What to produce: Find every line with the string "Graph" in it, count them, and reply with that count only.
************
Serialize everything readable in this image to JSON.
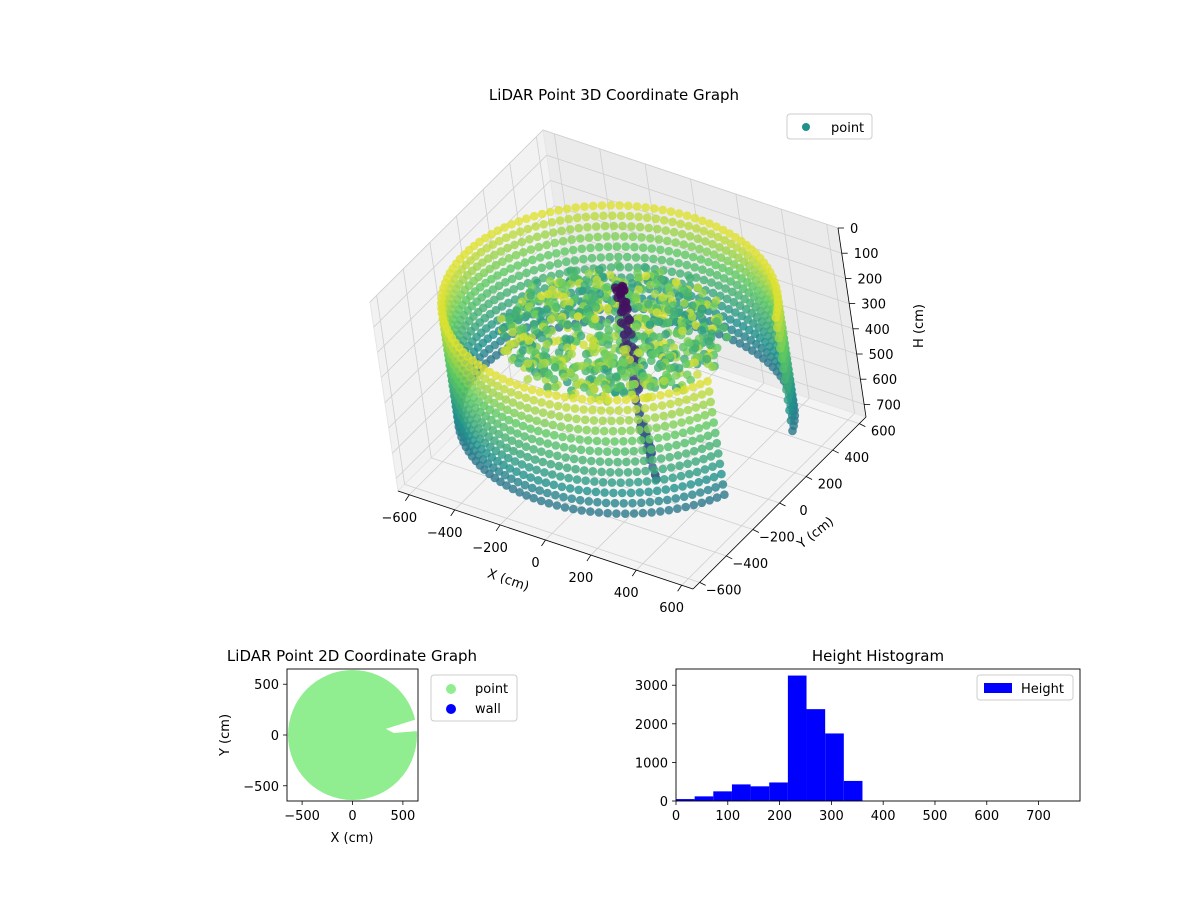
{
  "chart_data": [
    {
      "type": "scatter",
      "title": "LiDAR Point 3D Coordinate Graph",
      "xlabel": "X (cm)",
      "ylabel": "Y (cm)",
      "zlabel": "H (cm)",
      "x_ticks": [
        "−600",
        "−400",
        "−200",
        "0",
        "200",
        "400",
        "600"
      ],
      "y_ticks": [
        "−600",
        "−400",
        "−200",
        "0",
        "200",
        "400",
        "600"
      ],
      "z_ticks": [
        "0",
        "100",
        "200",
        "300",
        "400",
        "500",
        "600",
        "700"
      ],
      "xlim": [
        -650,
        650
      ],
      "ylim": [
        -650,
        650
      ],
      "zlim": [
        0,
        750
      ],
      "z_axis_inverted": true,
      "legend": [
        {
          "label": "point",
          "color": "#21918c"
        }
      ],
      "legend_position": "top-right",
      "colormap": "viridis",
      "grid": true,
      "groups": [
        {
          "name": "wall ring",
          "radius": 640,
          "h_range": [
            150,
            600
          ]
        },
        {
          "name": "floor",
          "radius": 430,
          "h_range": [
            230,
            300
          ]
        },
        {
          "name": "person",
          "x": 120,
          "y": -80,
          "h_range": [
            0,
            420
          ]
        },
        {
          "name": "object row",
          "from": [
            100,
            -70
          ],
          "to": [
            380,
            -400
          ],
          "h": [
            430,
            560
          ]
        }
      ]
    },
    {
      "type": "scatter",
      "title": "LiDAR Point 2D Coordinate Graph",
      "xlabel": "X (cm)",
      "ylabel": "Y (cm)",
      "x_ticks": [
        "−500",
        "0",
        "500"
      ],
      "y_ticks": [
        "−500",
        "0",
        "500"
      ],
      "xlim": [
        -650,
        650
      ],
      "ylim": [
        -650,
        650
      ],
      "legend": [
        {
          "label": "point",
          "color": "#90ee90"
        },
        {
          "label": "wall",
          "color": "#0000ff"
        }
      ],
      "legend_position": "outside right",
      "disk_radius": 640,
      "notch": {
        "x": [
          330,
          650
        ],
        "y": [
          40,
          160
        ]
      }
    },
    {
      "type": "bar",
      "title": "Height Histogram",
      "x_ticks": [
        "0",
        "100",
        "200",
        "300",
        "400",
        "500",
        "600",
        "700"
      ],
      "y_ticks": [
        "0",
        "1000",
        "2000",
        "3000"
      ],
      "xlim": [
        0,
        780
      ],
      "ylim": [
        0,
        3420
      ],
      "bin_width": 36,
      "bin_edges": [
        0,
        36,
        72,
        108,
        144,
        180,
        216,
        252,
        288,
        324,
        360,
        396,
        432,
        468,
        504,
        540,
        576,
        612,
        648,
        684,
        720
      ],
      "values": [
        50,
        120,
        250,
        430,
        380,
        480,
        3250,
        2380,
        1750,
        520,
        0,
        0,
        0,
        0,
        0,
        0,
        0,
        0,
        0,
        0
      ],
      "series": [
        {
          "name": "Height",
          "color": "#0000ff"
        }
      ],
      "legend_position": "top-right"
    }
  ]
}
************
Solution: 2